** begin SOURCE RECORDS **
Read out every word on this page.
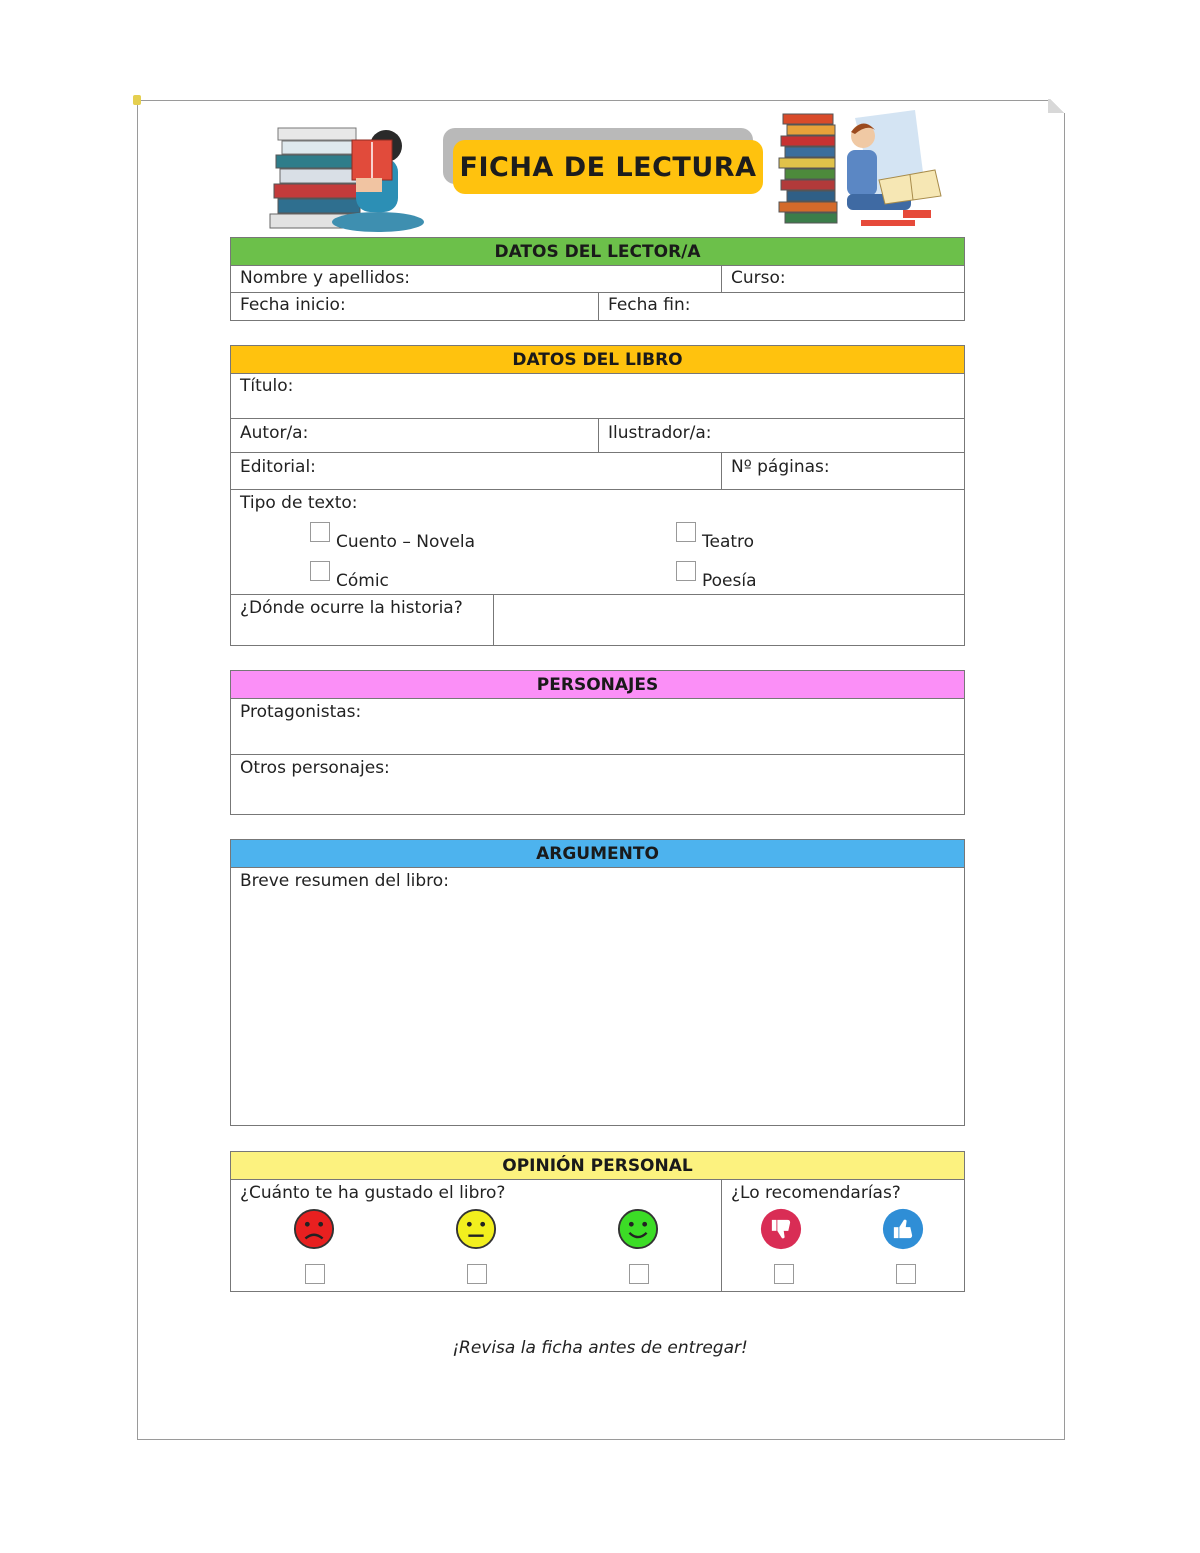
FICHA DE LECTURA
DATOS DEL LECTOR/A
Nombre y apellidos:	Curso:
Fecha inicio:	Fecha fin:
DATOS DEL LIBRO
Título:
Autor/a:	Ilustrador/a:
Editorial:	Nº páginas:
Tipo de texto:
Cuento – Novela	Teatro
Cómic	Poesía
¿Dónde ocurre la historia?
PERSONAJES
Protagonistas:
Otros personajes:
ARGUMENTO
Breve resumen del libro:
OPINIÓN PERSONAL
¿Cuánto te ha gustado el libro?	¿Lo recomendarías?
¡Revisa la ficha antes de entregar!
** end SOURCE RECORDS **
(TASK STATEMENT): Restate the data above exactly, stripping out each image.

(EXERCISE OUTPUT):
Read out every word on this page.
FICHA DE LECTURA
DATOS DEL LECTOR/A
Nombre y apellidos:	Curso:
Fecha inicio:	Fecha fin:
DATOS DEL LIBRO
Título:
Autor/a:	Ilustrador/a:
Editorial:	Nº páginas:
Tipo de texto:
Cuento – Novela	Teatro
Cómic	Poesía
¿Dónde ocurre la historia?
PERSONAJES
Protagonistas:
Otros personajes:
ARGUMENTO
Breve resumen del libro:
OPINIÓN PERSONAL
¿Cuánto te ha gustado el libro?	¿Lo recomendarías?
¡Revisa la ficha antes de entregar!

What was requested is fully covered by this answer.